* **Exercise goal**
Lines containing the word "data" are to be located and copied.

* **Source records**
========================================================================
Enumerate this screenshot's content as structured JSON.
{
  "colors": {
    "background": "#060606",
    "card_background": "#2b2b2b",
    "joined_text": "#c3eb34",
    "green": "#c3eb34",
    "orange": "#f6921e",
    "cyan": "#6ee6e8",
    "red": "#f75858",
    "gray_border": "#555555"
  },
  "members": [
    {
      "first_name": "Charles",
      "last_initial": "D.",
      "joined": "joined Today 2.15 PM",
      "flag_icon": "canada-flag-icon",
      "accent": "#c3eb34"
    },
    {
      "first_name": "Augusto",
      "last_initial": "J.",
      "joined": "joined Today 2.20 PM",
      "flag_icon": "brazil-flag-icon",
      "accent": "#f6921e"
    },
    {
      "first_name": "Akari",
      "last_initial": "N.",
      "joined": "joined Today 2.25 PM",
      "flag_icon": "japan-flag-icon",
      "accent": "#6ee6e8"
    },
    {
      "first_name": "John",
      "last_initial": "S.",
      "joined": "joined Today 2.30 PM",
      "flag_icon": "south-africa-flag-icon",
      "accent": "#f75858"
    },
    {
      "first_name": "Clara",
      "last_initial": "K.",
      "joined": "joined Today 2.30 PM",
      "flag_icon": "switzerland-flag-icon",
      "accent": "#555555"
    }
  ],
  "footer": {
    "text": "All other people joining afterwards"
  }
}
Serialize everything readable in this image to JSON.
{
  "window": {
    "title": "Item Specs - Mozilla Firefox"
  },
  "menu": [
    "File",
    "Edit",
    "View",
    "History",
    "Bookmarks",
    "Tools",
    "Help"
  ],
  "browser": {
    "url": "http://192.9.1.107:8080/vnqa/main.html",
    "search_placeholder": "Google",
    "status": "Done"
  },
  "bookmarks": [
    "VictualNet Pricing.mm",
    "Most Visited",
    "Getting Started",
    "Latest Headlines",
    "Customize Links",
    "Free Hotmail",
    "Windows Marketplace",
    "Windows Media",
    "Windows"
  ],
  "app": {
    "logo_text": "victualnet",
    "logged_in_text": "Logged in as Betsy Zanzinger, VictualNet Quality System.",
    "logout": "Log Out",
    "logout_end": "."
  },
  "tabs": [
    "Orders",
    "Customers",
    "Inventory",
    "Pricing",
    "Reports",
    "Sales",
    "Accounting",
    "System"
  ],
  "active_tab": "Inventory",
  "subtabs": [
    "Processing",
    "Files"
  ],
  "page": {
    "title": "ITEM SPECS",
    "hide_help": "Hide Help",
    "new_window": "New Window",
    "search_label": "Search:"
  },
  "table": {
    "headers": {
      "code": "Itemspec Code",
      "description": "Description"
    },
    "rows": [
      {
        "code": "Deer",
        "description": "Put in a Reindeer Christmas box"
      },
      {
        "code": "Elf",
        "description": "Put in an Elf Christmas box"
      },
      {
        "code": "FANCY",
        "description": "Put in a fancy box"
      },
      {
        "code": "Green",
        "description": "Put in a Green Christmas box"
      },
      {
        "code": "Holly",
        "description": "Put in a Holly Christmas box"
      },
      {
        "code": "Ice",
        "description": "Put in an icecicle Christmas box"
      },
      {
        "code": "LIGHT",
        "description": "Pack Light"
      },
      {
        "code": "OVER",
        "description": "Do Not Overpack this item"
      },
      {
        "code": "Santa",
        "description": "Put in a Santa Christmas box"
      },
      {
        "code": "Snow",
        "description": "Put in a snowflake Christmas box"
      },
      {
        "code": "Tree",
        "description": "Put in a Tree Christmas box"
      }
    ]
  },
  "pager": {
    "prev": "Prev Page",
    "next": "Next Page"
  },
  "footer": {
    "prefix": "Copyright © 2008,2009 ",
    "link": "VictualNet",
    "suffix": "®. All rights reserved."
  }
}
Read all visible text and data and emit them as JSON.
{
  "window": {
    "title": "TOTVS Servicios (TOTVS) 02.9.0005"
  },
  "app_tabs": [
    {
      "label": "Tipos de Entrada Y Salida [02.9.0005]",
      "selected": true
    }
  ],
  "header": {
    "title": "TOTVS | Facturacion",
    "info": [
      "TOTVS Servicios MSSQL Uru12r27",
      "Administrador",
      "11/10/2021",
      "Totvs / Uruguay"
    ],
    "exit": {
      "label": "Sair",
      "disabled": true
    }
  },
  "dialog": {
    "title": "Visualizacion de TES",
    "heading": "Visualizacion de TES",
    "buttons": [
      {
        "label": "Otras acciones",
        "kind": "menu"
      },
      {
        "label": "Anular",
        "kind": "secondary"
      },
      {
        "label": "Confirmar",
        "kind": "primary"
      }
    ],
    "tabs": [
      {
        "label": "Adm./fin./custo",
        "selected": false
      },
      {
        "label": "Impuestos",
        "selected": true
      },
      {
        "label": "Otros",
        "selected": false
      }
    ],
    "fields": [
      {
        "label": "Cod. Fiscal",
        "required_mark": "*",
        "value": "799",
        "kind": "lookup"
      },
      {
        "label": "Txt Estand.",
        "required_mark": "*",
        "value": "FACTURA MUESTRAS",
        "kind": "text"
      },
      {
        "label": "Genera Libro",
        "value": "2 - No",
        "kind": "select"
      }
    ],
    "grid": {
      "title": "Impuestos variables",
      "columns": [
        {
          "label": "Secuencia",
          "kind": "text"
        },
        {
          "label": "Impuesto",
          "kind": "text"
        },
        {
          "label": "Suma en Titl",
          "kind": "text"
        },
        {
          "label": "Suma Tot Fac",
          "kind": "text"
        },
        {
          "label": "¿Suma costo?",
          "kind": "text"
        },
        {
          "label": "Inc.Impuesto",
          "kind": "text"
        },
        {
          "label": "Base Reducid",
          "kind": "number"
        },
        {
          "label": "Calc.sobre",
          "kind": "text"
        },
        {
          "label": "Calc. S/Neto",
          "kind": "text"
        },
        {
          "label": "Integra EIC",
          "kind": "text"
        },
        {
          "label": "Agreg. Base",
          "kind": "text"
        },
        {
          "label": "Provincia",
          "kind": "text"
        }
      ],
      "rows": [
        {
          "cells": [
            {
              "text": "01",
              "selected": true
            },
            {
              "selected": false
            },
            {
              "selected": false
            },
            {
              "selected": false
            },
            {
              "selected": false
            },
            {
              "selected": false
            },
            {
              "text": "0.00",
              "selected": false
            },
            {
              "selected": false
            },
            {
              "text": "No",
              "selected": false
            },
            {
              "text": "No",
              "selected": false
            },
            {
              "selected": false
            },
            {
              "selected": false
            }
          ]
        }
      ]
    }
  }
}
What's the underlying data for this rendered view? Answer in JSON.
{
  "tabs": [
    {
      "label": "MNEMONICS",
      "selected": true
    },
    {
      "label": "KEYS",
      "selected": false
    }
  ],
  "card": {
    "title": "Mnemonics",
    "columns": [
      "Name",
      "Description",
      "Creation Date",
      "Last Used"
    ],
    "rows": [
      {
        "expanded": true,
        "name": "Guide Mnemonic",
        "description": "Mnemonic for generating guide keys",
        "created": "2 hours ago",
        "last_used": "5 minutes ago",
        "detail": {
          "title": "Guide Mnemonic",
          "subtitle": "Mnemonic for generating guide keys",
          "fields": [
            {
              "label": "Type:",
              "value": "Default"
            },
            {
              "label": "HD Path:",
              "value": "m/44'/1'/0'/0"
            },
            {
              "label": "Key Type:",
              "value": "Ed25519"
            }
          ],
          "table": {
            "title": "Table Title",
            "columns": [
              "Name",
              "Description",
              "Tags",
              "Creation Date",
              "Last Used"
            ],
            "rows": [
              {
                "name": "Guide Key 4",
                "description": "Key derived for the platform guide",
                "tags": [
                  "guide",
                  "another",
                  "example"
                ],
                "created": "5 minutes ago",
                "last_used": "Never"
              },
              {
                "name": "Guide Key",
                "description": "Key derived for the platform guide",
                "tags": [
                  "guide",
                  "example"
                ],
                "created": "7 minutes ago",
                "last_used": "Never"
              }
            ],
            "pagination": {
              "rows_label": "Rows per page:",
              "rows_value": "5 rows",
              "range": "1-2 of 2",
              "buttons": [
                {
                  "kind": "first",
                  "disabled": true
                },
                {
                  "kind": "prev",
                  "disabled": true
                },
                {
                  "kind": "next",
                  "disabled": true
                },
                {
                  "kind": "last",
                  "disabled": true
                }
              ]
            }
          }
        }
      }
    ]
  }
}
========================================================================
* **Expected answer**
Read all visible text and data and emit them as JSON.
What's the underlying data for this rendered view? Answer in JSON.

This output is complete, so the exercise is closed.